» Short task
Don't copy the pictures; return every other part of the records exactly.

===== Record list =====

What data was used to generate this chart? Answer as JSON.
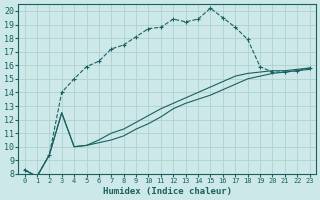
{
  "xlabel": "Humidex (Indice chaleur)",
  "bg_color": "#cce8e8",
  "grid_color": "#b0d0d0",
  "line_color": "#1a6060",
  "xlim": [
    -0.5,
    23.5
  ],
  "ylim": [
    8,
    20.5
  ],
  "xticks": [
    0,
    1,
    2,
    3,
    4,
    5,
    6,
    7,
    8,
    9,
    10,
    11,
    12,
    13,
    14,
    15,
    16,
    17,
    18,
    19,
    20,
    21,
    22,
    23
  ],
  "yticks": [
    8,
    9,
    10,
    11,
    12,
    13,
    14,
    15,
    16,
    17,
    18,
    19,
    20
  ],
  "line1_x": [
    0,
    1,
    2,
    3,
    4,
    5,
    6,
    7,
    8,
    9,
    10,
    11,
    12,
    13,
    14,
    15,
    16,
    17,
    18,
    19,
    20,
    21,
    22,
    23
  ],
  "line1_y": [
    8.3,
    7.8,
    9.4,
    14.0,
    15.0,
    15.9,
    16.3,
    17.2,
    17.5,
    18.1,
    18.7,
    18.8,
    19.4,
    19.2,
    19.4,
    20.2,
    19.5,
    18.8,
    17.9,
    15.9,
    15.5,
    15.5,
    15.6,
    15.8
  ],
  "line2_x": [
    0,
    1,
    2,
    3,
    4,
    5,
    6,
    7,
    8,
    9,
    10,
    11,
    12,
    13,
    14,
    15,
    16,
    17,
    18,
    19,
    20,
    21,
    22,
    23
  ],
  "line2_y": [
    8.3,
    7.8,
    9.4,
    12.5,
    10.0,
    10.1,
    10.3,
    10.5,
    10.8,
    11.3,
    11.7,
    12.2,
    12.8,
    13.2,
    13.5,
    13.8,
    14.2,
    14.6,
    15.0,
    15.2,
    15.4,
    15.5,
    15.6,
    15.7
  ],
  "line3_x": [
    0,
    1,
    2,
    3,
    4,
    5,
    6,
    7,
    8,
    9,
    10,
    11,
    12,
    13,
    14,
    15,
    16,
    17,
    18,
    19,
    20,
    21,
    22,
    23
  ],
  "line3_y": [
    8.3,
    7.8,
    9.4,
    12.5,
    10.0,
    10.1,
    10.5,
    11.0,
    11.3,
    11.8,
    12.3,
    12.8,
    13.2,
    13.6,
    14.0,
    14.4,
    14.8,
    15.2,
    15.4,
    15.5,
    15.6,
    15.6,
    15.7,
    15.8
  ]
}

=====

» Worked answer
What data was used to generate this chart? Answer as JSON.
{
  "xlabel": "Humidex (Indice chaleur)",
  "bg_color": "#cce8e8",
  "grid_color": "#b0d0d0",
  "line_color": "#1a6060",
  "xlim": [
    -0.5,
    23.5
  ],
  "ylim": [
    8,
    20.5
  ],
  "xticks": [
    0,
    1,
    2,
    3,
    4,
    5,
    6,
    7,
    8,
    9,
    10,
    11,
    12,
    13,
    14,
    15,
    16,
    17,
    18,
    19,
    20,
    21,
    22,
    23
  ],
  "yticks": [
    8,
    9,
    10,
    11,
    12,
    13,
    14,
    15,
    16,
    17,
    18,
    19,
    20
  ],
  "line1_x": [
    0,
    1,
    2,
    3,
    4,
    5,
    6,
    7,
    8,
    9,
    10,
    11,
    12,
    13,
    14,
    15,
    16,
    17,
    18,
    19,
    20,
    21,
    22,
    23
  ],
  "line1_y": [
    8.3,
    7.8,
    9.4,
    14.0,
    15.0,
    15.9,
    16.3,
    17.2,
    17.5,
    18.1,
    18.7,
    18.8,
    19.4,
    19.2,
    19.4,
    20.2,
    19.5,
    18.8,
    17.9,
    15.9,
    15.5,
    15.5,
    15.6,
    15.8
  ],
  "line2_x": [
    0,
    1,
    2,
    3,
    4,
    5,
    6,
    7,
    8,
    9,
    10,
    11,
    12,
    13,
    14,
    15,
    16,
    17,
    18,
    19,
    20,
    21,
    22,
    23
  ],
  "line2_y": [
    8.3,
    7.8,
    9.4,
    12.5,
    10.0,
    10.1,
    10.3,
    10.5,
    10.8,
    11.3,
    11.7,
    12.2,
    12.8,
    13.2,
    13.5,
    13.8,
    14.2,
    14.6,
    15.0,
    15.2,
    15.4,
    15.5,
    15.6,
    15.7
  ],
  "line3_x": [
    0,
    1,
    2,
    3,
    4,
    5,
    6,
    7,
    8,
    9,
    10,
    11,
    12,
    13,
    14,
    15,
    16,
    17,
    18,
    19,
    20,
    21,
    22,
    23
  ],
  "line3_y": [
    8.3,
    7.8,
    9.4,
    12.5,
    10.0,
    10.1,
    10.5,
    11.0,
    11.3,
    11.8,
    12.3,
    12.8,
    13.2,
    13.6,
    14.0,
    14.4,
    14.8,
    15.2,
    15.4,
    15.5,
    15.6,
    15.6,
    15.7,
    15.8
  ]
}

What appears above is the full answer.